**Page text:**

An analogous approach can be applied to artificial neural networks: present some sort of input to the network, and take a snapshot of the network’s “activity”. Depending on your question, you might be interested in the activity at a specific layer of that network (e.g., how many units are activated, or which ones), or even in the changes in activity as additional stimuli are presented. By manipulating properties of those stimuli, you can ask about various input dimensions correspond to various activation profiles in the artificial neural network.

This was the approach taken by Tenney et al (2019). Here, their question was how well BERT extracts different kinds of information about language, as measured by the performance of BERT embeddings on a number of different tasks (each intended to reflect a certain kind of linguistic knowledge). These tasks included, among other things: part of speech (POS), syntactic dependencies, named entities, and semantic role labeling (SRL). Further, the authors wanted to know where in BERT this information was most salient––e.g., whether part of speech information was accessible in the first layer, but semantic information required for SRL was only accessible in later layers.

Concretely, for each task, BERT was given some set of input tokens T, and in turn produced a set of layer activations H[L], where L is the number of layers. For a sentence like he smoked toronto in the playoffs..., and a 10-layer model, BERT would produce 10 sets of activations, corresponding to each successive layer. H[0] would correspond to the initial (non-contextual) layer, H[1] to the first contextual layer, and so on. These embeddings could then be used to train a classifier for each task. Critically, the authors manipulated which layers were used for training the classifier, allowing them to compare the performance of a classifier equipped only with H[0] to a classifier with H[1], H[2], and so on. They then measured the improvement to a classifier (differential score) as more layers were added to the model 2.

Interestingly, they found that basic syntactic information (such as part of speech) does appear to be accessible in earlier layers of the network, while high-level semantic information was only accessible higher layers. But syntactic and semantic information was also distinguished in terms of its localizability. That is, the predictability of syntactic information could be localized to specific units in specific layers, while semantic information could not––it was more distributed. In a way, this pipeline recapitulates traditional approaches to Natural Language Processing and even psycholinguistics, hence the title of the paper: “BERT Rediscovers the Classical NLP Pipeline”.

**Exercise requirements:**
**1.** Rewrite the paragraph of the BERT probing passage that begins "Concretely, for each task" as a short bulleted list that keeps its main facts.
**2.** Please answer these questions from the BERT probing passage, one line per answer:
(a) Which four tasks does the passage name among those used to test BERT?
(b) What was the title of the Tenney et al. paper?
(c) Was syntactic or semantic information described as more distributed?
**3.** Resume the BERT probing passage with a new paragraph that follows on from its final sentence.
The records aren't needed for anything here.

**Entries:**
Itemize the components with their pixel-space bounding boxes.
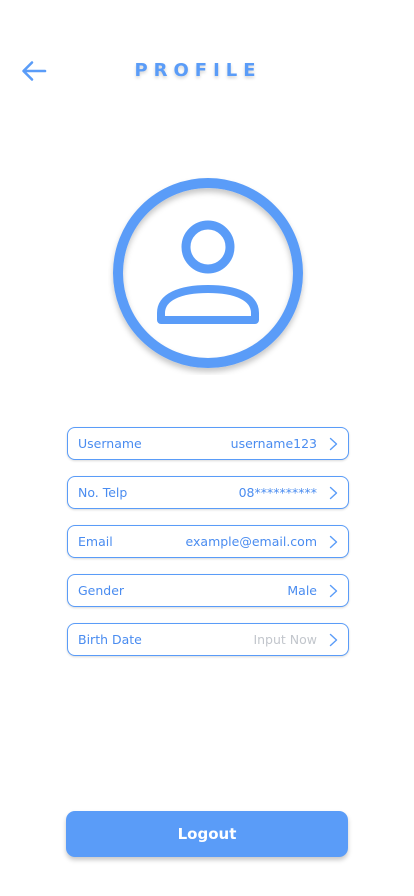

* * *

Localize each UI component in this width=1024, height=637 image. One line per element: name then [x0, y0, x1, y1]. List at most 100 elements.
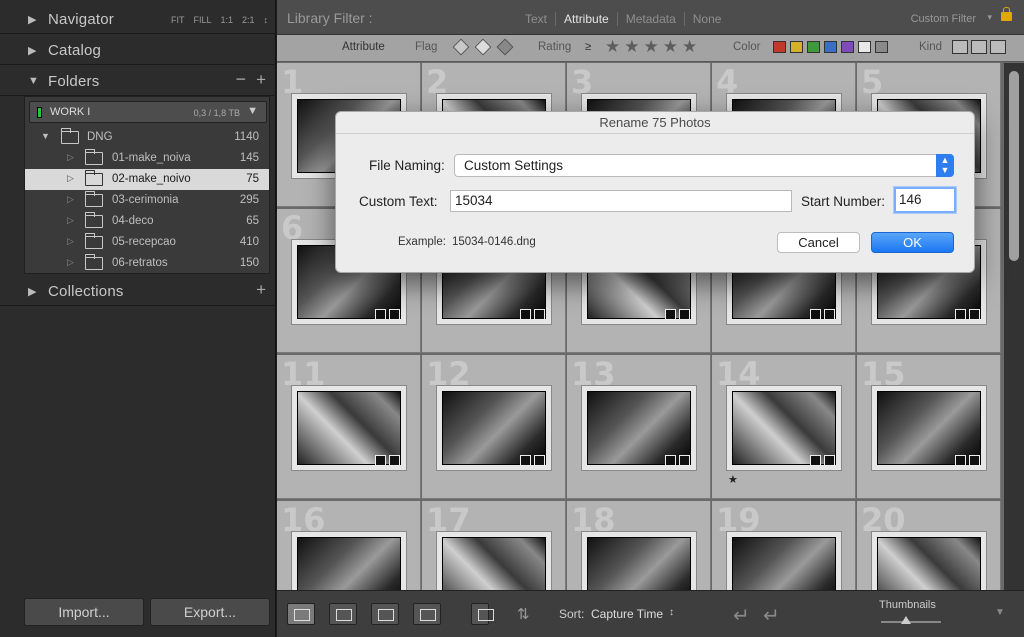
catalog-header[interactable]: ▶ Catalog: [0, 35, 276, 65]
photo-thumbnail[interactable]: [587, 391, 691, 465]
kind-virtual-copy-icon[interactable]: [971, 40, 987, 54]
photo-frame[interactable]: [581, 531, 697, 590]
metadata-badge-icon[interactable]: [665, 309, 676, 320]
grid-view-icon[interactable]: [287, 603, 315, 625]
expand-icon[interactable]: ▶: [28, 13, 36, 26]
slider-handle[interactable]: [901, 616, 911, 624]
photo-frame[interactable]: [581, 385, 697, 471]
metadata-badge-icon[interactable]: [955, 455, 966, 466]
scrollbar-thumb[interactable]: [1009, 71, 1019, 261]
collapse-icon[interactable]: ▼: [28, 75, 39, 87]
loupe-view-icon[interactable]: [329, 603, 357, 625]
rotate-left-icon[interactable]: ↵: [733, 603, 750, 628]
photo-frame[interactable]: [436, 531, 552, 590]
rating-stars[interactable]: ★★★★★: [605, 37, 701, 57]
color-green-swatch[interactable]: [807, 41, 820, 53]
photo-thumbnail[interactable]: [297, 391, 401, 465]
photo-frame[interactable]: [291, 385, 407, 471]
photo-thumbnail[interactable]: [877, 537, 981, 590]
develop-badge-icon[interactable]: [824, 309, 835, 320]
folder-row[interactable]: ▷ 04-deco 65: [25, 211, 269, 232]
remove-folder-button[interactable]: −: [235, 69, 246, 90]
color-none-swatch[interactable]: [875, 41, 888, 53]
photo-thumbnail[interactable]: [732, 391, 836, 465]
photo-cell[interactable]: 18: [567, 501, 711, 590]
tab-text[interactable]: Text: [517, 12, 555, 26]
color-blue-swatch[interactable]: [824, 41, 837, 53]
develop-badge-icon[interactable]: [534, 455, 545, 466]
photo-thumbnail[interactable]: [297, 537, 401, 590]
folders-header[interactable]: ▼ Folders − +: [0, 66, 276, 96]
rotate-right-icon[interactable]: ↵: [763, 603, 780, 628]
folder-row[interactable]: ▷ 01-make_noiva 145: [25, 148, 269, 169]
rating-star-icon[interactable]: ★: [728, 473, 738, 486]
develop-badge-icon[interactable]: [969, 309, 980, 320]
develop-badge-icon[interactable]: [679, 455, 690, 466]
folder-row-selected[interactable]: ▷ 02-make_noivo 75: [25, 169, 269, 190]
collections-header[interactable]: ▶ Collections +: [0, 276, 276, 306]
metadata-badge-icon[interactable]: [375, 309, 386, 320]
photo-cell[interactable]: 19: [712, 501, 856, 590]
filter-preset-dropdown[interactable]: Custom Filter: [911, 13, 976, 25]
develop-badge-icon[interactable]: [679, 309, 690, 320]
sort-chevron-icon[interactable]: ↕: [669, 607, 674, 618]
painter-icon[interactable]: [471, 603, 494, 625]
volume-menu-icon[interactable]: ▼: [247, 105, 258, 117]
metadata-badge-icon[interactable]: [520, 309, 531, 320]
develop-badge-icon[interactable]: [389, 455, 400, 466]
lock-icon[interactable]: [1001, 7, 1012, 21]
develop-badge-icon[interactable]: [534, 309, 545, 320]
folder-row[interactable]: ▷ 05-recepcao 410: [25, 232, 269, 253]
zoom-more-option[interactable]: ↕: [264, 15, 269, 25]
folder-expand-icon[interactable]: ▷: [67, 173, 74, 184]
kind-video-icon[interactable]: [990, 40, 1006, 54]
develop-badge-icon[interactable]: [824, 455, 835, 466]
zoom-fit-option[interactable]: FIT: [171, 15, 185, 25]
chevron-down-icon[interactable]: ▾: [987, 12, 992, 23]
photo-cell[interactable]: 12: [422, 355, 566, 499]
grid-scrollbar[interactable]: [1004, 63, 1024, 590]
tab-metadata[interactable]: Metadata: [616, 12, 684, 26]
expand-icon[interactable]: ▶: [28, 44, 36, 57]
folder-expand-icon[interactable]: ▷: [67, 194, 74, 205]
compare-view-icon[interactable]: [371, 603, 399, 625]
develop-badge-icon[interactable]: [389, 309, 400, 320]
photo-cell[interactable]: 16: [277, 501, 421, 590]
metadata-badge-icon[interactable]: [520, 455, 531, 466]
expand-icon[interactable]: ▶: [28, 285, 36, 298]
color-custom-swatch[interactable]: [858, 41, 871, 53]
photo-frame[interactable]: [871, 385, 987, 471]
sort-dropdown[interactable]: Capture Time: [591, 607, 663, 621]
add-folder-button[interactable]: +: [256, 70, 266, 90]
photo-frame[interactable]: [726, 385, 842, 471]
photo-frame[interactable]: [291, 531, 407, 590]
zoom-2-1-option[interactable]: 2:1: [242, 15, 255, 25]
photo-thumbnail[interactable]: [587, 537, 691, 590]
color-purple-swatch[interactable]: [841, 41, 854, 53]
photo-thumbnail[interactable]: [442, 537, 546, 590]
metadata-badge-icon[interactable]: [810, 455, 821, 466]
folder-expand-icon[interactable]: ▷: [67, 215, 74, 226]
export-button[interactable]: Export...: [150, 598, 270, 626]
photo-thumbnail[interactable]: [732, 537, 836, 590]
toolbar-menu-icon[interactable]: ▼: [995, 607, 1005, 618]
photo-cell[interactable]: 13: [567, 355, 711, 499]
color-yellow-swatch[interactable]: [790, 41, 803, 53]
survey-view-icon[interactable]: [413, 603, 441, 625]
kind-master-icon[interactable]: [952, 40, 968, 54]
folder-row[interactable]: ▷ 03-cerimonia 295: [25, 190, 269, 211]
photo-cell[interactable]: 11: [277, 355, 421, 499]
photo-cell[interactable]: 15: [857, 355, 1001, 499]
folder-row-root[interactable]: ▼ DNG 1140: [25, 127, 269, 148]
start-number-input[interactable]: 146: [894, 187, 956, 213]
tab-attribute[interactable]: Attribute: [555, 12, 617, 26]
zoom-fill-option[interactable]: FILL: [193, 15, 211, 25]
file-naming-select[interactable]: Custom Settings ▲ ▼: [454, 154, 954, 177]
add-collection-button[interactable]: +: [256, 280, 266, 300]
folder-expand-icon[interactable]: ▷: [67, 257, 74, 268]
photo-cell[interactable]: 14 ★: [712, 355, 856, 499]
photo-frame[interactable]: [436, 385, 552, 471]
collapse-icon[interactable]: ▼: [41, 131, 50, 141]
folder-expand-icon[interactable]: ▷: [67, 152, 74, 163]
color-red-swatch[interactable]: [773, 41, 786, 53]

**Outputs by task:**
**1.**
- For each task, BERT received a set of input tokens T and produced a set of layer activations H[L], where L is the number of layers.
- A 10-layer model given a sentence such as "he smoked toronto in the playoffs..." would produce 10 sets of activations, one for each successive layer.
- H[0] is the initial, non-contextual layer, H[1] is the first contextual layer, and so on.
- These embeddings were used to train a classifier for each task.
- The authors varied which layers the classifier was trained on, so they could compare a classifier with only H[0] against ones with H[1], H[2], and so on.
- They measured how much the classifier improved (the differential score) as more layers were added.

**2.**
(a) Part of speech, syntactic dependencies, named entities, and semantic role labeling.
(b) "BERT Rediscovers the Classical NLP Pipeline."
(c) Semantic information.

**3.**
Commonsense: what does BERT know about the world?

The papers described above demonstrated that BERT knows a decent amount about language. But how much does this knowledge translate to general knowledge about the world? This is sometimes called commonsense knowledge; the idea is that there are certain facts about the world, or ways of reasoning about the world, that humans learn and do effortlessly, but which are quite hard to teach to a machine. For instance, how do we learn the properties of objects (“boats require fuel”), as well as their affordances (“boats can be driven”). There’s a long history of Artificial Intelligence researchers attempting to build in this “commmonsense” knowledge into their systems, traditionally using hand-coded approaches; these approaches work well in small, restricted domains, but are very challenging to scale up. Thus, one tantalizing question is whether BERT and other language models can be used to rapidly scale systems for general-purpose, commonsense reasoning.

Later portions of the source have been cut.